Written instruction ::
Exactly reproduce the lines that follow.
━━━━━ Records for the task
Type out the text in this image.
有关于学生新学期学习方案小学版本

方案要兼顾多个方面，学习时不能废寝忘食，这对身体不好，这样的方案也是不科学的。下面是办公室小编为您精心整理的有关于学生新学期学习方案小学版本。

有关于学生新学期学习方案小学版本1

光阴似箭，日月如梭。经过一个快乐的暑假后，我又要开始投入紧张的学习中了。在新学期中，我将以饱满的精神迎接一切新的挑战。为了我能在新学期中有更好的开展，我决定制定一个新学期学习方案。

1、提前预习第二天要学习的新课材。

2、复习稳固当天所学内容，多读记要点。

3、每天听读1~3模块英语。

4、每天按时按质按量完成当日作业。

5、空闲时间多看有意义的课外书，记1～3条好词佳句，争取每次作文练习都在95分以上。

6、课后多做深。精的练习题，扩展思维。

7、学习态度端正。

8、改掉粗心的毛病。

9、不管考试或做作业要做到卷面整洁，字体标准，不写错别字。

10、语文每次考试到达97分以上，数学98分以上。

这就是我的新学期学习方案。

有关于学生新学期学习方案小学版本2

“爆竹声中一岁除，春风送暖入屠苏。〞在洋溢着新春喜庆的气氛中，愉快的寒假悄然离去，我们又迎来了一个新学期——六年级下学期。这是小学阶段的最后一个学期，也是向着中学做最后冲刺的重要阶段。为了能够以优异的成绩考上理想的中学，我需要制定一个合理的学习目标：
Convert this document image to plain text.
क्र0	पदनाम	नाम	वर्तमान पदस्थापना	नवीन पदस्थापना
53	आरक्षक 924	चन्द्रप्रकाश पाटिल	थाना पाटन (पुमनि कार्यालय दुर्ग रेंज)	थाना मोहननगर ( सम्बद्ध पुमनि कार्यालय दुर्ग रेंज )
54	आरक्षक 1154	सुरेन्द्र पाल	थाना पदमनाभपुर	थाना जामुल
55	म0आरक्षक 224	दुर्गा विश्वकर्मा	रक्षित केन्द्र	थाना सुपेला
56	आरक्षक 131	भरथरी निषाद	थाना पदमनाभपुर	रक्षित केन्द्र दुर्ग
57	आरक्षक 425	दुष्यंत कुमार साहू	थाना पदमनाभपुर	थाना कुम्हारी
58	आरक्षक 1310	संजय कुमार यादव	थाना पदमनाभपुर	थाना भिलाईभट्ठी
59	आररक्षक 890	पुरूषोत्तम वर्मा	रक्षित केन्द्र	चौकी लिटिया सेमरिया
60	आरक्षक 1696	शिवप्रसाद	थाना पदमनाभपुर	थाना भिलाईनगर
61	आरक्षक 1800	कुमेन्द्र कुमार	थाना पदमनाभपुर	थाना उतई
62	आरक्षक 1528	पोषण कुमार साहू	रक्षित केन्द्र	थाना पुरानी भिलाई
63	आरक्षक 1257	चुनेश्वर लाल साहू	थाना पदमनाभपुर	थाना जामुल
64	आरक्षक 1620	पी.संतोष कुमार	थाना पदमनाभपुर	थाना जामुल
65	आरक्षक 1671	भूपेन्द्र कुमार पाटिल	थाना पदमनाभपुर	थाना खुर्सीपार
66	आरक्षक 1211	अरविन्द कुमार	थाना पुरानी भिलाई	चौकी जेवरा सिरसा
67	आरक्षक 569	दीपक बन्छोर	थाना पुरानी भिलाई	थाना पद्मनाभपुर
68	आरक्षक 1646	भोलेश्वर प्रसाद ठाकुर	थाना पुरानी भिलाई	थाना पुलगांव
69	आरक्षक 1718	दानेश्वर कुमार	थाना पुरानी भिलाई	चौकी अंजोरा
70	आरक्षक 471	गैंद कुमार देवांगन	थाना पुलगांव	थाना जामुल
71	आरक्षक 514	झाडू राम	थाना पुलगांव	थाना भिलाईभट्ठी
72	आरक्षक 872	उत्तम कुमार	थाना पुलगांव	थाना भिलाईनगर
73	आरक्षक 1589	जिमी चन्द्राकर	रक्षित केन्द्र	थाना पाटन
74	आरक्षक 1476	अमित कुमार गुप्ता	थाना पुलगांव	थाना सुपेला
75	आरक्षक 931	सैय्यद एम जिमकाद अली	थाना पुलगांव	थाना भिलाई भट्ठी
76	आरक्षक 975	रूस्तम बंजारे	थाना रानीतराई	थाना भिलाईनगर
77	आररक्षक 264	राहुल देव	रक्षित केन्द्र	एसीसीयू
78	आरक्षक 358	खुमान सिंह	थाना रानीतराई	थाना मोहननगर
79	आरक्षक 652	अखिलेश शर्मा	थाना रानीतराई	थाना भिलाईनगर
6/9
━━━━━━━━━━
Response for this exercise ::
Type out the text in this image.
有关于学生新学期学习方案小学版本

方案要兼顾多个方面，学习时不能废寝忘食，这对身体不好，这样的方案也是不科学的。下面是办公室小编为您精心整理的有关于学生新学期学习方案小学版本。

有关于学生新学期学习方案小学版本1

光阴似箭，日月如梭。经过一个快乐的暑假后，我又要开始投入紧张的学习中了。在新学期中，我将以饱满的精神迎接一切新的挑战。为了我能在新学期中有更好的开展，我决定制定一个新学期学习方案。

1、提前预习第二天要学习的新课材。

2、复习稳固当天所学内容，多读记要点。

3、每天听读1~3模块英语。

4、每天按时按质按量完成当日作业。

5、空闲时间多看有意义的课外书，记1～3条好词佳句，争取每次作文练习都在95分以上。

6、课后多做深。精的练习题，扩展思维。

7、学习态度端正。

8、改掉粗心的毛病。

9、不管考试或做作业要做到卷面整洁，字体标准，不写错别字。

10、语文每次考试到达97分以上，数学98分以上。

这就是我的新学期学习方案。

有关于学生新学期学习方案小学版本2

“爆竹声中一岁除，春风送暖入屠苏。〞在洋溢着新春喜庆的气氛中，愉快的寒假悄然离去，我们又迎来了一个新学期——六年级下学期。这是小学阶段的最后一个学期，也是向着中学做最后冲刺的重要阶段。为了能够以优异的成绩考上理想的中学，我需要制定一个合理的学习目标：
Convert this document image to plain text.
क्र0	पदनाम	नाम	वर्तमान पदस्थापना	नवीन पदस्थापना
53	आरक्षक 924	चन्द्रप्रकाश पाटिल	थाना पाटन (पुमनि कार्यालय दुर्ग रेंज)	थाना मोहननगर ( सम्बद्ध पुमनि कार्यालय दुर्ग रेंज )
54	आरक्षक 1154	सुरेन्द्र पाल	थाना पदमनाभपुर	थाना जामुल
55	म0आरक्षक 224	दुर्गा विश्वकर्मा	रक्षित केन्द्र	थाना सुपेला
56	आरक्षक 131	भरथरी निषाद	थाना पदमनाभपुर	रक्षित केन्द्र दुर्ग
57	आरक्षक 425	दुष्यंत कुमार साहू	थाना पदमनाभपुर	थाना कुम्हारी
58	आरक्षक 1310	संजय कुमार यादव	थाना पदमनाभपुर	थाना भिलाईभट्ठी
59	आररक्षक 890	पुरूषोत्तम वर्मा	रक्षित केन्द्र	चौकी लिटिया सेमरिया
60	आरक्षक 1696	शिवप्रसाद	थाना पदमनाभपुर	थाना भिलाईनगर
61	आरक्षक 1800	कुमेन्द्र कुमार	थाना पदमनाभपुर	थाना उतई
62	आरक्षक 1528	पोषण कुमार साहू	रक्षित केन्द्र	थाना पुरानी भिलाई
63	आरक्षक 1257	चुनेश्वर लाल साहू	थाना पदमनाभपुर	थाना जामुल
64	आरक्षक 1620	पी.संतोष कुमार	थाना पदमनाभपुर	थाना जामुल
65	आरक्षक 1671	भूपेन्द्र कुमार पाटिल	थाना पदमनाभपुर	थाना खुर्सीपार
66	आरक्षक 1211	अरविन्द कुमार	थाना पुरानी भिलाई	चौकी जेवरा सिरसा
67	आरक्षक 569	दीपक बन्छोर	थाना पुरानी भिलाई	थाना पद्मनाभपुर
68	आरक्षक 1646	भोलेश्वर प्रसाद ठाकुर	थाना पुरानी भिलाई	थाना पुलगांव
69	आरक्षक 1718	दानेश्वर कुमार	थाना पुरानी भिलाई	चौकी अंजोरा
70	आरक्षक 471	गैंद कुमार देवांगन	थाना पुलगांव	थाना जामुल
71	आरक्षक 514	झाडू राम	थाना पुलगांव	थाना भिलाईभट्ठी
72	आरक्षक 872	उत्तम कुमार	थाना पुलगांव	थाना भिलाईनगर
73	आरक्षक 1589	जिमी चन्द्राकर	रक्षित केन्द्र	थाना पाटन
74	आरक्षक 1476	अमित कुमार गुप्ता	थाना पुलगांव	थाना सुपेला
75	आरक्षक 931	सैय्यद एम जिमकाद अली	थाना पुलगांव	थाना भिलाई भट्ठी
76	आरक्षक 975	रूस्तम बंजारे	थाना रानीतराई	थाना भिलाईनगर
77	आररक्षक 264	राहुल देव	रक्षित केन्द्र	एसीसीयू
78	आरक्षक 358	खुमान सिंह	थाना रानीतराई	थाना मोहननगर
79	आरक्षक 652	अखिलेश शर्मा	थाना रानीतराई	थाना भिलाईनगर
6/9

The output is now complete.